## WHAT IS EXPECTED
List all the lines in these records that hold "автографа".
____
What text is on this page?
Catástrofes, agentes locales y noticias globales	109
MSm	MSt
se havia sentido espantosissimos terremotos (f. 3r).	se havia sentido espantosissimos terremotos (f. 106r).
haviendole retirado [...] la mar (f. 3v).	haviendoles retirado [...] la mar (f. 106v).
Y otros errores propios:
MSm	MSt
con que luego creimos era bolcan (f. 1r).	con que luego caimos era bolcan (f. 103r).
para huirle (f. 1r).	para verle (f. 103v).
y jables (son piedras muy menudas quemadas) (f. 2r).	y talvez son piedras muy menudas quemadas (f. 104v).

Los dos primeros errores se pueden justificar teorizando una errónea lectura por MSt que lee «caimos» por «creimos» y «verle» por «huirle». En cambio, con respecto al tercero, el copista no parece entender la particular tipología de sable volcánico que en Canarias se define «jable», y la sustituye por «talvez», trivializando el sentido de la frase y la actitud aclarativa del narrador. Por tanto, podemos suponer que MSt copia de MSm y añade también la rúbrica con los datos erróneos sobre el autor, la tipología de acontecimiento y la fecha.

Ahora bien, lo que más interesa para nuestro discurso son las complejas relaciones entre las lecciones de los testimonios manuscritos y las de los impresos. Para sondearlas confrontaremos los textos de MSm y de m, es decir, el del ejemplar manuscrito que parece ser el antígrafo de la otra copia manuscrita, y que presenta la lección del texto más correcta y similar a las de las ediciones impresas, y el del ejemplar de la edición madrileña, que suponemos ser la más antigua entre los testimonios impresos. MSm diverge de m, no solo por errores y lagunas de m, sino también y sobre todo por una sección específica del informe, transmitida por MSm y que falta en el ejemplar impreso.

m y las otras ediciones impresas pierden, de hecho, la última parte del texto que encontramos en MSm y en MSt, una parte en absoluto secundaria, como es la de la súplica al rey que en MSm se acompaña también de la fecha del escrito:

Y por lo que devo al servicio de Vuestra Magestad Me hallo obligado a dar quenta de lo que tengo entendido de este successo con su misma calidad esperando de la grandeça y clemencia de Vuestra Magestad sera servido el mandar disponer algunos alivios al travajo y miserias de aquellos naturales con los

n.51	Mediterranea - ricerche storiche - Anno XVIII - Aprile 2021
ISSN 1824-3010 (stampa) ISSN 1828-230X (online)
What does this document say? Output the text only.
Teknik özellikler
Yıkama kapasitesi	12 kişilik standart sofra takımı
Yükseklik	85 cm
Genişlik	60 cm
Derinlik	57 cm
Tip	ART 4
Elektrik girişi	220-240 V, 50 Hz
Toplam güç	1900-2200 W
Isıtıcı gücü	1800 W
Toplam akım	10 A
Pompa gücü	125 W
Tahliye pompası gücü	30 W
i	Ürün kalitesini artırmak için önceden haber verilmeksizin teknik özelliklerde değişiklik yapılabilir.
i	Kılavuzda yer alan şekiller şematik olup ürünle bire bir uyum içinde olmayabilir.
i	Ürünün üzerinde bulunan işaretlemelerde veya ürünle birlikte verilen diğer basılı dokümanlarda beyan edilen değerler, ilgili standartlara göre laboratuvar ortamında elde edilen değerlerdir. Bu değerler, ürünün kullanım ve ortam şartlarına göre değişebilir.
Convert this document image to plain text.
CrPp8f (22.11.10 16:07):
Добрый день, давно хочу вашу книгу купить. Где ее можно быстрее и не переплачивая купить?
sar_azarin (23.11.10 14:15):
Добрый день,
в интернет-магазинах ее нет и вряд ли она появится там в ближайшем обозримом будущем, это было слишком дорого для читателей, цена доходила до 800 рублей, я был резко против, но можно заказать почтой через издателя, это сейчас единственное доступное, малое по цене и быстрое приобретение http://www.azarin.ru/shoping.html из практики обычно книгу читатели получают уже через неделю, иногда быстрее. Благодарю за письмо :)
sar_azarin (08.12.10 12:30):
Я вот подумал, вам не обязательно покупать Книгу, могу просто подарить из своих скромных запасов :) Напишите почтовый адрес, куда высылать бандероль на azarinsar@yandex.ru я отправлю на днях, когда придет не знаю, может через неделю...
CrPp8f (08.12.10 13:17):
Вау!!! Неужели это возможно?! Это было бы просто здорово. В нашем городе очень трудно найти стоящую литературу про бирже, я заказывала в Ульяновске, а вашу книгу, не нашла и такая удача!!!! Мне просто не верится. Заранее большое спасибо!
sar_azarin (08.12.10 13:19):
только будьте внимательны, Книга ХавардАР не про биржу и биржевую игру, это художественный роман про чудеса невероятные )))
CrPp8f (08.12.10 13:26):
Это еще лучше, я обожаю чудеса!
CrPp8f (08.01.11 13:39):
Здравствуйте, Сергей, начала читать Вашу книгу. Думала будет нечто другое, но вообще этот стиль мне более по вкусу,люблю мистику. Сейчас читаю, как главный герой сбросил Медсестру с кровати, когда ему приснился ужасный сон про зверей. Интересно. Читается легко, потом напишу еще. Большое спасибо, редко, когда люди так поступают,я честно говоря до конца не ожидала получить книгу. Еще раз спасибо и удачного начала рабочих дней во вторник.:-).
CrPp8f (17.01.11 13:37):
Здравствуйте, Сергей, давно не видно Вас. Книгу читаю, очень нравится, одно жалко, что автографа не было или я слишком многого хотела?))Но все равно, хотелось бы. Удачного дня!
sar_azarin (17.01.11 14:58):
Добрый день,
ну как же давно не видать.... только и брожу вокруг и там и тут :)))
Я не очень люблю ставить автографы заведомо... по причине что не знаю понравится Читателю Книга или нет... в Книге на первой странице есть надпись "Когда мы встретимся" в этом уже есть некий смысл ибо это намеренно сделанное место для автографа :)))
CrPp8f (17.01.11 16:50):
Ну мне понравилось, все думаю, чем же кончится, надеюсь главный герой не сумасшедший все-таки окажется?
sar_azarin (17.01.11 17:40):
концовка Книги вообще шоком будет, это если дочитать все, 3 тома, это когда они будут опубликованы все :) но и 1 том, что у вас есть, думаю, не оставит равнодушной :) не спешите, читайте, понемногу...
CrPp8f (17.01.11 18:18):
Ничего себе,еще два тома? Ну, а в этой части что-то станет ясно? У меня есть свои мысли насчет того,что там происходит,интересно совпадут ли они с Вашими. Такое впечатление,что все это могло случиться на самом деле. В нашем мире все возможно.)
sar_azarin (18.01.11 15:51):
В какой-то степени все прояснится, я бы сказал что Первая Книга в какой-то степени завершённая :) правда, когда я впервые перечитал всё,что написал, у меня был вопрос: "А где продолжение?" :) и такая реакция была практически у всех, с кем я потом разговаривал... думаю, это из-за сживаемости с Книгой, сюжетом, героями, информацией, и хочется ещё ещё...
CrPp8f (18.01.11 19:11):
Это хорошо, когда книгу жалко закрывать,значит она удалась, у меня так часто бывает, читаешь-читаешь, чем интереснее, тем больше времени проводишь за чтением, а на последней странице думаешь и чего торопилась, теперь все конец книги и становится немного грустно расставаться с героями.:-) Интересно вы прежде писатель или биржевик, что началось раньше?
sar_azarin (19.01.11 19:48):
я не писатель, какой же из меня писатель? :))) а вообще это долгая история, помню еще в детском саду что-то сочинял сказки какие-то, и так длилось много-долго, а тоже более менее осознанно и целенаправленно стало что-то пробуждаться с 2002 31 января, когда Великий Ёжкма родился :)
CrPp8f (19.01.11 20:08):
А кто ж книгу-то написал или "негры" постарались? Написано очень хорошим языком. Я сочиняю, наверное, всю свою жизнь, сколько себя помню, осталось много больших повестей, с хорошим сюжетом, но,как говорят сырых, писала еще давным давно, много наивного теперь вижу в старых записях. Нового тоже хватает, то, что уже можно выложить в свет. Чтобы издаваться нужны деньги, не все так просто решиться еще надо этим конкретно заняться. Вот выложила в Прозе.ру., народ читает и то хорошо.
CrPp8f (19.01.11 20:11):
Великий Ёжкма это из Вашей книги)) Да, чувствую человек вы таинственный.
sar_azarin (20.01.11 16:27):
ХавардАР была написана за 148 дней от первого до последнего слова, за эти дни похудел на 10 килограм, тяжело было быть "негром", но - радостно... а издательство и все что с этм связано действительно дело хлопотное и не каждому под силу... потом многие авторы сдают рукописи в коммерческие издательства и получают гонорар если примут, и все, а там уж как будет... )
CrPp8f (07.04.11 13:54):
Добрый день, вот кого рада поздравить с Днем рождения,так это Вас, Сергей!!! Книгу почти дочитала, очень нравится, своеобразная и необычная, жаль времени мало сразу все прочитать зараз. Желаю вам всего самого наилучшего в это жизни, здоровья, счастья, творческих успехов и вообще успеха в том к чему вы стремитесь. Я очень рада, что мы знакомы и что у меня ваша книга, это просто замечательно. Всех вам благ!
____
## RESPONSE TO THIS TASK
Здравствуйте, Сергей, давно не видно Вас. Книгу читаю, очень нравится, одно жалко, что автографа не было или я слишком многого хотела?))Но все равно, хотелось бы. Удачного дня!
Я не очень люблю ставить автографы заведомо... по причине что не знаю понравится Читателю Книга или нет... в Книге на первой странице есть надпись "Когда мы встретимся" в этом уже есть некий смысл ибо это намеренно сделанное место для автографа :)))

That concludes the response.